- Fairfax’s announcement of the sacking of 1900 staff, closure of print facilities, adopting some sort of paywall approach for accessing content, and moving the print versions of its “quality” broadsheets to a tabloid format;
- Murdoch’s sacking of a lesser but uncertain number of staff, launching a takeover bid for the balance of Fox Sports and taking its ownership of Foxtel to 50% (in uneasy partnership with Telstra);
- Murdoch’s takeover of Kohler et al’s Business Spectator group; and
- Gina Rinehart taking her shareholding in Fairfax very close to the 20% mark where she would be forced to launch a full takeover offer.
One commentator noted that the effect of all this is likely to be that Murdoch will control 70% of print media + all pay TV, while Rinehart will control the other 30% of print media + Channel 10. The strange aspect is that most of these changes seem not to be driven by a desire to achieve monopoly control of a vastly profitable industry, but rather by a mix of vanity or desire for political influence (on Rinehart’s part at least) and trying to find a viable business model to make money out of news and current affairs coverage, both print and online (on the part of Murdoch and the existing Fairfax management).
Since the advent of the Internet and social media, not only have mainstream newspapers lost their classified advertising “rivers of gold” but also much of the income from the cover price of their newspapers because more and more people access news for free on the web. The web publication phenomenon has also resulted in a need to find fresh content to attract reader eyeballs not just once but multiple times every 24 hours.
How the Schumpeterian destruction wrought by these changes will ultimately play out is impossible to know. Nevertheless, newly-enlisted Murdoch employee Alan Kohler1 has a clear vision of the logical distinction between online news websites and print newspapers in the Internet age:
However they will be “stripped down” newspapers without fat glossy feature sections and they won’t be very profitable.

■ **Stated task a**: In the media ownership text, condense the paragraph beginning "Since the advent of the Internet" into a shorter version that keeps its main facts.
The records are unrelated to the media ownership text.

■ **Data supplied**:
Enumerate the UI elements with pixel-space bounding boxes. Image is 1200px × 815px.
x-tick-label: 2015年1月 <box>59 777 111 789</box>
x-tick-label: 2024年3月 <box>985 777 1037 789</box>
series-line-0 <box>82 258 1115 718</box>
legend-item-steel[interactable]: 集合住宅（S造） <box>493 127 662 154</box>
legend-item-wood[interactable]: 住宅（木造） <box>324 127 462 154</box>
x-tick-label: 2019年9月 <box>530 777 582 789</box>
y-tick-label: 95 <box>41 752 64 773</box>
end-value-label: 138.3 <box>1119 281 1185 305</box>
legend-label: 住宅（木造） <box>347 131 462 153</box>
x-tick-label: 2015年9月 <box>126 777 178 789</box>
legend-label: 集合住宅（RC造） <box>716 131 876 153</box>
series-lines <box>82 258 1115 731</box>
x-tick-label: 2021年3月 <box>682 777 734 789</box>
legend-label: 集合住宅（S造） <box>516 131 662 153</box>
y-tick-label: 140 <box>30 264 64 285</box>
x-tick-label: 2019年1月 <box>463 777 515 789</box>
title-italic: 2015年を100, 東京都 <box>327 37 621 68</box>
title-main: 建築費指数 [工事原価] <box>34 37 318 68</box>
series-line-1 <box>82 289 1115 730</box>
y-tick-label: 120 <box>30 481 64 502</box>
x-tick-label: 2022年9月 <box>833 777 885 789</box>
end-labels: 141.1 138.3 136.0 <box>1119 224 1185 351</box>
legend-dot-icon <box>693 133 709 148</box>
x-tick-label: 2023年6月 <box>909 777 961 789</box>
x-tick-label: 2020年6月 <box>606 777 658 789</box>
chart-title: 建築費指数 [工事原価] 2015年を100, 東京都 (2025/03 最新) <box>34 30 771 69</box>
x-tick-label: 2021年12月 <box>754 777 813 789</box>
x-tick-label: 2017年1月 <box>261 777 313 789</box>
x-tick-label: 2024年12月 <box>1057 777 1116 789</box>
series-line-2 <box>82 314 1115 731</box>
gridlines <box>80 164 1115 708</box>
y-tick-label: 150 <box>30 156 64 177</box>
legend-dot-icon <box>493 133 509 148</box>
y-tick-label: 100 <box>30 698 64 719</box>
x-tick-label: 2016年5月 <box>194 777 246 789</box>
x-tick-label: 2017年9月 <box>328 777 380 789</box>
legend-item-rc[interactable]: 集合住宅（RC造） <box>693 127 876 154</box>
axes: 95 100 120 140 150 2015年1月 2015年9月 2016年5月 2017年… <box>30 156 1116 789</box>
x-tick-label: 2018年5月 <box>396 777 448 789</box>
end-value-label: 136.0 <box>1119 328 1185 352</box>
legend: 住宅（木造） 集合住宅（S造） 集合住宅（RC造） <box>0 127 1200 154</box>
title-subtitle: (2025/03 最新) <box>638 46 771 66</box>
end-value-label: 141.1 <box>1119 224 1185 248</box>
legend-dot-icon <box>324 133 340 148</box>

■ **Stated task b**: Lay out as a JSON list of strings, one per line and skipping blank lines, the lines of the records starting at the beginning of the records and going on through the line that contains "x-tick-label: 2019年9月 <box>530".

■ **Final result a**: With the arrival of the Internet and social media, mainstream newspapers have lost their lucrative classified advertising and much of their cover-price income, as more people read news free on the web. Web publishing also requires fresh content to draw readers back several times every 24 hours.

■ **Final result b**:
[
  "Enumerate the UI elements with pixel-space bounding boxes. Image is 1200px × 815px.",
  "x-tick-label: 2015年1月 <box>59 777 111 789</box>",
  "x-tick-label: 2024年3月 <box>985 777 1037 789</box>",
  "series-line-0 <box>82 258 1115 718</box>",
  "legend-item-steel[interactable]: 集合住宅（S造） <box>493 127 662 154</box>",
  "legend-item-wood[interactable]: 住宅（木造） <box>324 127 462 154</box>",
  "x-tick-label: 2019年9月 <box>530 777 582 789</box>"
]